REQUIREMENT ▸
Reproduce all the lines exactly as they stand, apart from the pictures.

##### SOURCE DATA #####

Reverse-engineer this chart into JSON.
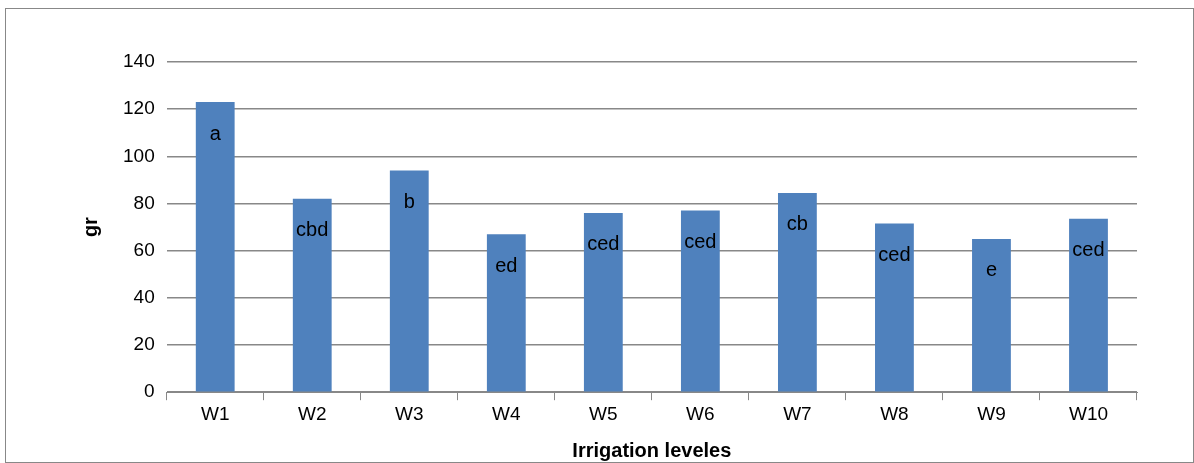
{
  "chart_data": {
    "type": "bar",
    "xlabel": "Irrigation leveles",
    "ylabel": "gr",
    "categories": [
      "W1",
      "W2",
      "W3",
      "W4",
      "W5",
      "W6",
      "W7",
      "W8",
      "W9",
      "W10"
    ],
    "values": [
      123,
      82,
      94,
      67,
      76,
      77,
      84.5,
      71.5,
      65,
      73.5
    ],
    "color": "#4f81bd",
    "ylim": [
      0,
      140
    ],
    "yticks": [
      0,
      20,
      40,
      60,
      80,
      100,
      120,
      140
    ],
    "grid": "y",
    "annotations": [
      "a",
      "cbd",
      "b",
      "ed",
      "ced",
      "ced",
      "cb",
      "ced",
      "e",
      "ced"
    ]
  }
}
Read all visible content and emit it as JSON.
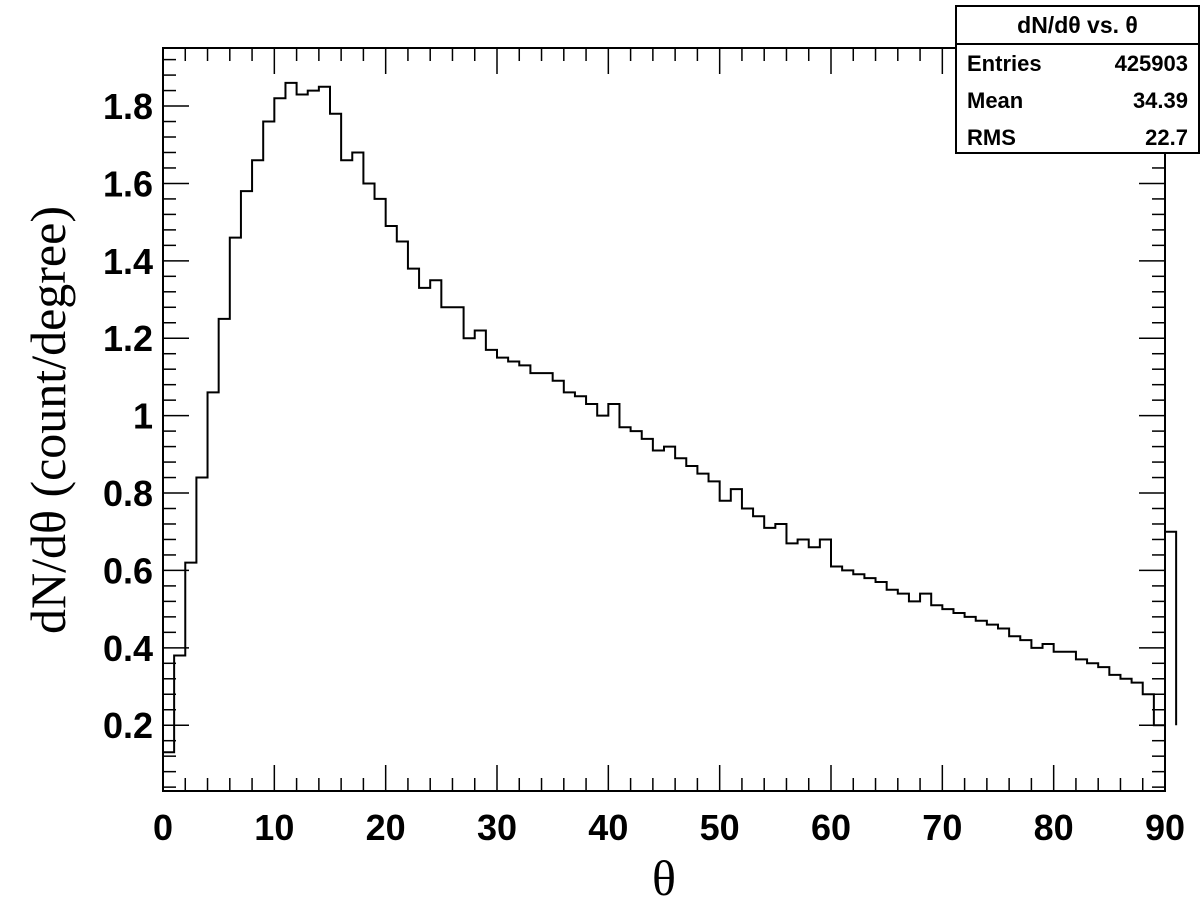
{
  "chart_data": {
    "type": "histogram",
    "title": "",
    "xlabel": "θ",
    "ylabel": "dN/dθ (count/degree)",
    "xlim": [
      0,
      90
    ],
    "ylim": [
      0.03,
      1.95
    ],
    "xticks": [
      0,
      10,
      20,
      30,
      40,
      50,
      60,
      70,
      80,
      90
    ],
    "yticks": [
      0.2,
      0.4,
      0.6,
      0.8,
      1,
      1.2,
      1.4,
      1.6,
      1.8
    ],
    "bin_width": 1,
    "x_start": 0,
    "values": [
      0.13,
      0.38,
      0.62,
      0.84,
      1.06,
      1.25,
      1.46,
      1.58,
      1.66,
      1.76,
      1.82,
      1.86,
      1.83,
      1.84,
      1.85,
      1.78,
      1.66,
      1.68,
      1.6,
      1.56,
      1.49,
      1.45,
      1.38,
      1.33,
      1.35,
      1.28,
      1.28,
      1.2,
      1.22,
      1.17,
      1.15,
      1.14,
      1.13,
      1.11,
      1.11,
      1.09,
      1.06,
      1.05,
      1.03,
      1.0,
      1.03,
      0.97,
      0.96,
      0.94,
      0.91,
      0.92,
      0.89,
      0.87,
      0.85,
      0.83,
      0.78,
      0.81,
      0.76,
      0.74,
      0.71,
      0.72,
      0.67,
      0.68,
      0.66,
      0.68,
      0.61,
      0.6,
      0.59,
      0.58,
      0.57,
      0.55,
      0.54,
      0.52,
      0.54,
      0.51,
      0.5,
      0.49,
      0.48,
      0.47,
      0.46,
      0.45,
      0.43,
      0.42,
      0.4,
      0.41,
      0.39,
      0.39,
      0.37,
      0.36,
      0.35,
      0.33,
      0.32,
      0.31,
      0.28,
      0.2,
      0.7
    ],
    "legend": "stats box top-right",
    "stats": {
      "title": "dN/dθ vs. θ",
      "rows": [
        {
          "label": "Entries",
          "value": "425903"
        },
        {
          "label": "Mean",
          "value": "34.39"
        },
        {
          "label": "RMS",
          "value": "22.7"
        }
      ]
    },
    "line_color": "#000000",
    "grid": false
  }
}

#####

ANSWER ▸
Reverse-engineer this chart into JSON.
{
  "chart_data": {
    "type": "bar",
    "xlabel": "Irrigation leveles",
    "ylabel": "gr",
    "categories": [
      "W1",
      "W2",
      "W3",
      "W4",
      "W5",
      "W6",
      "W7",
      "W8",
      "W9",
      "W10"
    ],
    "values": [
      123,
      82,
      94,
      67,
      76,
      77,
      84.5,
      71.5,
      65,
      73.5
    ],
    "color": "#4f81bd",
    "ylim": [
      0,
      140
    ],
    "yticks": [
      0,
      20,
      40,
      60,
      80,
      100,
      120,
      140
    ],
    "grid": "y",
    "annotations": [
      "a",
      "cbd",
      "b",
      "ed",
      "ced",
      "ced",
      "cb",
      "ced",
      "e",
      "ced"
    ]
  }
}
Read all visible content and emit it as JSON.
{
  "chart_data": {
    "type": "histogram",
    "title": "",
    "xlabel": "θ",
    "ylabel": "dN/dθ (count/degree)",
    "xlim": [
      0,
      90
    ],
    "ylim": [
      0.03,
      1.95
    ],
    "xticks": [
      0,
      10,
      20,
      30,
      40,
      50,
      60,
      70,
      80,
      90
    ],
    "yticks": [
      0.2,
      0.4,
      0.6,
      0.8,
      1,
      1.2,
      1.4,
      1.6,
      1.8
    ],
    "bin_width": 1,
    "x_start": 0,
    "values": [
      0.13,
      0.38,
      0.62,
      0.84,
      1.06,
      1.25,
      1.46,
      1.58,
      1.66,
      1.76,
      1.82,
      1.86,
      1.83,
      1.84,
      1.85,
      1.78,
      1.66,
      1.68,
      1.6,
      1.56,
      1.49,
      1.45,
      1.38,
      1.33,
      1.35,
      1.28,
      1.28,
      1.2,
      1.22,
      1.17,
      1.15,
      1.14,
      1.13,
      1.11,
      1.11,
      1.09,
      1.06,
      1.05,
      1.03,
      1.0,
      1.03,
      0.97,
      0.96,
      0.94,
      0.91,
      0.92,
      0.89,
      0.87,
      0.85,
      0.83,
      0.78,
      0.81,
      0.76,
      0.74,
      0.71,
      0.72,
      0.67,
      0.68,
      0.66,
      0.68,
      0.61,
      0.6,
      0.59,
      0.58,
      0.57,
      0.55,
      0.54,
      0.52,
      0.54,
      0.51,
      0.5,
      0.49,
      0.48,
      0.47,
      0.46,
      0.45,
      0.43,
      0.42,
      0.4,
      0.41,
      0.39,
      0.39,
      0.37,
      0.36,
      0.35,
      0.33,
      0.32,
      0.31,
      0.28,
      0.2,
      0.7
    ],
    "legend": "stats box top-right",
    "stats": {
      "title": "dN/dθ vs. θ",
      "rows": [
        {
          "label": "Entries",
          "value": "425903"
        },
        {
          "label": "Mean",
          "value": "34.39"
        },
        {
          "label": "RMS",
          "value": "22.7"
        }
      ]
    },
    "line_color": "#000000",
    "grid": false
  }
}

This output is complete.